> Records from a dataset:
::::::::::

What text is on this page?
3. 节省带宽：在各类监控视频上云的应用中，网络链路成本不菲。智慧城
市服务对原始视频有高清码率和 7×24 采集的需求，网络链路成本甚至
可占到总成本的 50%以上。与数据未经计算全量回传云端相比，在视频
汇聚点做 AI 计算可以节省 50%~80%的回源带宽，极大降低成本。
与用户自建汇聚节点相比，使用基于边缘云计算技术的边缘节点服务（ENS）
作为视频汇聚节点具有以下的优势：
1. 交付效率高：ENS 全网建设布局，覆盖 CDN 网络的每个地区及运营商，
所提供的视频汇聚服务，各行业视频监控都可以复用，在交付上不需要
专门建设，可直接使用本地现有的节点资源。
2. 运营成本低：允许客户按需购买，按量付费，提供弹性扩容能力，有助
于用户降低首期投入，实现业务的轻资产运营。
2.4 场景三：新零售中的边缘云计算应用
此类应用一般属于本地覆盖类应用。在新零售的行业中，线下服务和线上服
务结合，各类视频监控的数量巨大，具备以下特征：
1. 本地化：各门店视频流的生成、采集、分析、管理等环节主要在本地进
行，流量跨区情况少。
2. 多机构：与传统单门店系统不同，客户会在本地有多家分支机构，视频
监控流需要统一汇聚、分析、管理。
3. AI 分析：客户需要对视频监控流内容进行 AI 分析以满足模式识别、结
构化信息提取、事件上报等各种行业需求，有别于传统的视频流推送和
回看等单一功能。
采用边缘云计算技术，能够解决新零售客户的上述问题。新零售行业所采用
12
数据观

::::::::::

> Exercise details:
The records above should be restated word for word, please.

> Answer for the task:
What text is on this page?
3. 节省带宽：在各类监控视频上云的应用中，网络链路成本不菲。智慧城
市服务对原始视频有高清码率和 7×24 采集的需求，网络链路成本甚至
可占到总成本的 50%以上。与数据未经计算全量回传云端相比，在视频
汇聚点做 AI 计算可以节省 50%~80%的回源带宽，极大降低成本。
与用户自建汇聚节点相比，使用基于边缘云计算技术的边缘节点服务（ENS）
作为视频汇聚节点具有以下的优势：
1. 交付效率高：ENS 全网建设布局，覆盖 CDN 网络的每个地区及运营商，
所提供的视频汇聚服务，各行业视频监控都可以复用，在交付上不需要
专门建设，可直接使用本地现有的节点资源。
2. 运营成本低：允许客户按需购买，按量付费，提供弹性扩容能力，有助
于用户降低首期投入，实现业务的轻资产运营。
2.4 场景三：新零售中的边缘云计算应用
此类应用一般属于本地覆盖类应用。在新零售的行业中，线下服务和线上服
务结合，各类视频监控的数量巨大，具备以下特征：
1. 本地化：各门店视频流的生成、采集、分析、管理等环节主要在本地进
行，流量跨区情况少。
2. 多机构：与传统单门店系统不同，客户会在本地有多家分支机构，视频
监控流需要统一汇聚、分析、管理。
3. AI 分析：客户需要对视频监控流内容进行 AI 分析以满足模式识别、结
构化信息提取、事件上报等各种行业需求，有别于传统的视频流推送和
回看等单一功能。
采用边缘云计算技术，能够解决新零售客户的上述问题。新零售行业所采用
12
数据观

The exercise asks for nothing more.